● REQUEST
Search the data below for the word "science" and copy each line that holds it.

(Dataset entries)
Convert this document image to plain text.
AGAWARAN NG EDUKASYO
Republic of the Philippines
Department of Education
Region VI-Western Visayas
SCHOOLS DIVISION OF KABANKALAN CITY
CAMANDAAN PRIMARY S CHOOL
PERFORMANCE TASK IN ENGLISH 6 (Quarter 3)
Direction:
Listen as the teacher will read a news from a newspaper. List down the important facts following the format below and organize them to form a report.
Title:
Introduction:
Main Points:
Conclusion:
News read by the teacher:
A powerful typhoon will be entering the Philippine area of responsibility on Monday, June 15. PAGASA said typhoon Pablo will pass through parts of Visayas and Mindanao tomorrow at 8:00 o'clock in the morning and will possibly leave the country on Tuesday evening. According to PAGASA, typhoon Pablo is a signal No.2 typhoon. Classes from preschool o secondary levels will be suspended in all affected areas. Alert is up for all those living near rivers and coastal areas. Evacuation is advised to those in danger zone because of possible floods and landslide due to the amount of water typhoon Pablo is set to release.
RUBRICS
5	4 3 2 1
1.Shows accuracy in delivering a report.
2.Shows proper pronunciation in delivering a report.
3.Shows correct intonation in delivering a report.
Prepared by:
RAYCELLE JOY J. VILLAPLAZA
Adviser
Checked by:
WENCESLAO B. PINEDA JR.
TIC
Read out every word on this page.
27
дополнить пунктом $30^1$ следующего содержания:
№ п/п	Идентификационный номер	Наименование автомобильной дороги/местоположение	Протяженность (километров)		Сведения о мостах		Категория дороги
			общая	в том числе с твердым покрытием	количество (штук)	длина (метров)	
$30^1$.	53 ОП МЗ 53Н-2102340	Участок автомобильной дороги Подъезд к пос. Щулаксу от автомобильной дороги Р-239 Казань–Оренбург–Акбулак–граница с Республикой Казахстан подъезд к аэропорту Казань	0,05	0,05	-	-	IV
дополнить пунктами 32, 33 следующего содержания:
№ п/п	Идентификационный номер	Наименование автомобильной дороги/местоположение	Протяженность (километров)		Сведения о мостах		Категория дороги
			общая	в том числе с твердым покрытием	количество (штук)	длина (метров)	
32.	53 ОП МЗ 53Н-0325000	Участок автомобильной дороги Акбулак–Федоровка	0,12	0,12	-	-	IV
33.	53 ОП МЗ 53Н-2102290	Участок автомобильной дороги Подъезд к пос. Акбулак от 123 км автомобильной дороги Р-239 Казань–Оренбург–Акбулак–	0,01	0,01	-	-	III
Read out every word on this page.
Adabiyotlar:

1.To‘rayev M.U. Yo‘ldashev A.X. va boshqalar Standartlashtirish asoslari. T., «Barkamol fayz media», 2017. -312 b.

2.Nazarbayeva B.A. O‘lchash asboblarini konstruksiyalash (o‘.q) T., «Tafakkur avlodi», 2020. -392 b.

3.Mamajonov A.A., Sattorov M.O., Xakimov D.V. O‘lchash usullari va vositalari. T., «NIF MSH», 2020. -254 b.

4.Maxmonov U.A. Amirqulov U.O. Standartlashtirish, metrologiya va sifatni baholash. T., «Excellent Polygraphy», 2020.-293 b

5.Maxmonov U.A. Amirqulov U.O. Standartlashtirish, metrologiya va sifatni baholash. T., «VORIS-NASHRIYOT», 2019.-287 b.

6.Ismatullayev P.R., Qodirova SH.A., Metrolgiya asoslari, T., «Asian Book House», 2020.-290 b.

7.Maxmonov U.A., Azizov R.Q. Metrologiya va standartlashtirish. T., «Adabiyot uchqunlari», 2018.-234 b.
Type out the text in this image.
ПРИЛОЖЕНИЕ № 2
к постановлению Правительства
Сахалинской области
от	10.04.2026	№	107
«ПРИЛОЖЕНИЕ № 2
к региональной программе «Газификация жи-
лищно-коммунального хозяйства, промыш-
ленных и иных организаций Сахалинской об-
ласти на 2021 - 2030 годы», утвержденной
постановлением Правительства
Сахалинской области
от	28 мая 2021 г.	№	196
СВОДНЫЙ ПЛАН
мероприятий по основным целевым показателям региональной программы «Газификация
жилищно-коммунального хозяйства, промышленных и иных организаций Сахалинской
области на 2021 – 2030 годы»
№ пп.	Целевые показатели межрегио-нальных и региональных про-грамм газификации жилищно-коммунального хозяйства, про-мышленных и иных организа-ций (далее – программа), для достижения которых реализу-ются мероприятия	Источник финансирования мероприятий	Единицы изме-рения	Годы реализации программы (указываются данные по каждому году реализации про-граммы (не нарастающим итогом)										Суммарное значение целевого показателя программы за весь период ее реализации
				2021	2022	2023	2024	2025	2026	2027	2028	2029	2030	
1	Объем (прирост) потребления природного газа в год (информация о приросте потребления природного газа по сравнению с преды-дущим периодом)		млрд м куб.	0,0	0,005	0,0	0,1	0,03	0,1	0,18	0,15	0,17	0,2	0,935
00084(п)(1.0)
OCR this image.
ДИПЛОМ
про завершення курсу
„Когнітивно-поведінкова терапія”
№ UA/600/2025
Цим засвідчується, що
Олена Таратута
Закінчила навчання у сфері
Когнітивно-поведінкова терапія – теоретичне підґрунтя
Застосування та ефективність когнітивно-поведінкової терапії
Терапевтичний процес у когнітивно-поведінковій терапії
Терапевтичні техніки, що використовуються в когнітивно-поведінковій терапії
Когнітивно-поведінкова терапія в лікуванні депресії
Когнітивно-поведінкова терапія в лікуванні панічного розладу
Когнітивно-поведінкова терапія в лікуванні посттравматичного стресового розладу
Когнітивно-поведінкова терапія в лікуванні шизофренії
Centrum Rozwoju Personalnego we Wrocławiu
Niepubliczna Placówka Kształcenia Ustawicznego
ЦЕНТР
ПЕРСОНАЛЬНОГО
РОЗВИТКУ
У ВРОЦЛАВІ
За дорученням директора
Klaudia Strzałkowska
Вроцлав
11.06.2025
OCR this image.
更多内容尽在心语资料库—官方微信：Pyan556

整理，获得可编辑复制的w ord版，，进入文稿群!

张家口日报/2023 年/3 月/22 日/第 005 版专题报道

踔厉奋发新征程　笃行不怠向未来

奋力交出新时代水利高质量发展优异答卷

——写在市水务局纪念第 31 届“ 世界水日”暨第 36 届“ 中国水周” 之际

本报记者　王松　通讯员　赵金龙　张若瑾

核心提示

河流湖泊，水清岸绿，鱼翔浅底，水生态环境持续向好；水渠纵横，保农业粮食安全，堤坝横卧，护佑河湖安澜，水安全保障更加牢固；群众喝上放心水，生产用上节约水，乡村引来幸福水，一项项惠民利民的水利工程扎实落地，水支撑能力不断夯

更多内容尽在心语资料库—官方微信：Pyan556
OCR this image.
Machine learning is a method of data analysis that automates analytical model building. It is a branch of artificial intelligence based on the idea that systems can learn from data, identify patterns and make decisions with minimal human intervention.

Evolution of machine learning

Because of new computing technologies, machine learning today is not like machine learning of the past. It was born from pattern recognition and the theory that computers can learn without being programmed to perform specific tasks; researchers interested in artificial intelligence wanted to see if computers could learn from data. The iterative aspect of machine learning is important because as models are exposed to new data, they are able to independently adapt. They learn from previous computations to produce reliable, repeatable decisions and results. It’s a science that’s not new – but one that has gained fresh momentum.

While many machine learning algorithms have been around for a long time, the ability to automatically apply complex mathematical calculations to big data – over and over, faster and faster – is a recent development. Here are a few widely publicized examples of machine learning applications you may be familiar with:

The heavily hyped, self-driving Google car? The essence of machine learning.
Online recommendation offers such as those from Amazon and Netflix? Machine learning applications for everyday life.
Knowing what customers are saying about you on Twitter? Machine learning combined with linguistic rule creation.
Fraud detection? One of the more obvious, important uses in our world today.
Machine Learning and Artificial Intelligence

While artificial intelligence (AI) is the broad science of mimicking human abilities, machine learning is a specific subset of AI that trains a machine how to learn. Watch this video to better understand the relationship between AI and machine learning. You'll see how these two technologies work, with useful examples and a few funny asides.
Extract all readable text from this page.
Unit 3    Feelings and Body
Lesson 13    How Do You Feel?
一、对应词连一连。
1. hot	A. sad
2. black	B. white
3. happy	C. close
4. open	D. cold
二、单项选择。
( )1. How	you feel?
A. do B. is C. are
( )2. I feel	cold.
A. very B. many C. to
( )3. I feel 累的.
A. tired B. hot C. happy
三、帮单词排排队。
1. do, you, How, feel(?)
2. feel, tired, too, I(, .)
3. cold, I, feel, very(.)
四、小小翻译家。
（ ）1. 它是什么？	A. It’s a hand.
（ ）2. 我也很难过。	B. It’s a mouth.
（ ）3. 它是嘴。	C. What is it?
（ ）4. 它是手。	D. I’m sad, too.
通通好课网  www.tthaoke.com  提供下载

● WORKED SOLUTION
Because of new computing technologies, machine learning today is not like machine learning of the past. It was born from pattern recognition and the theory that computers can learn without being programmed to perform specific tasks; researchers interested in artificial intelligence wanted to see if computers could learn from data. The iterative aspect of machine learning is important because as models are exposed to new data, they are able to independently adapt. They learn from previous computations to produce reliable, repeatable decisions and results. It’s a science that’s not new – but one that has gained fresh momentum.
While artificial intelligence (AI) is the broad science of mimicking human abilities, machine learning is a specific subset of AI that trains a machine how to learn. Watch this video to better understand the relationship between AI and machine learning. You'll see how these two technologies work, with useful examples and a few funny asides.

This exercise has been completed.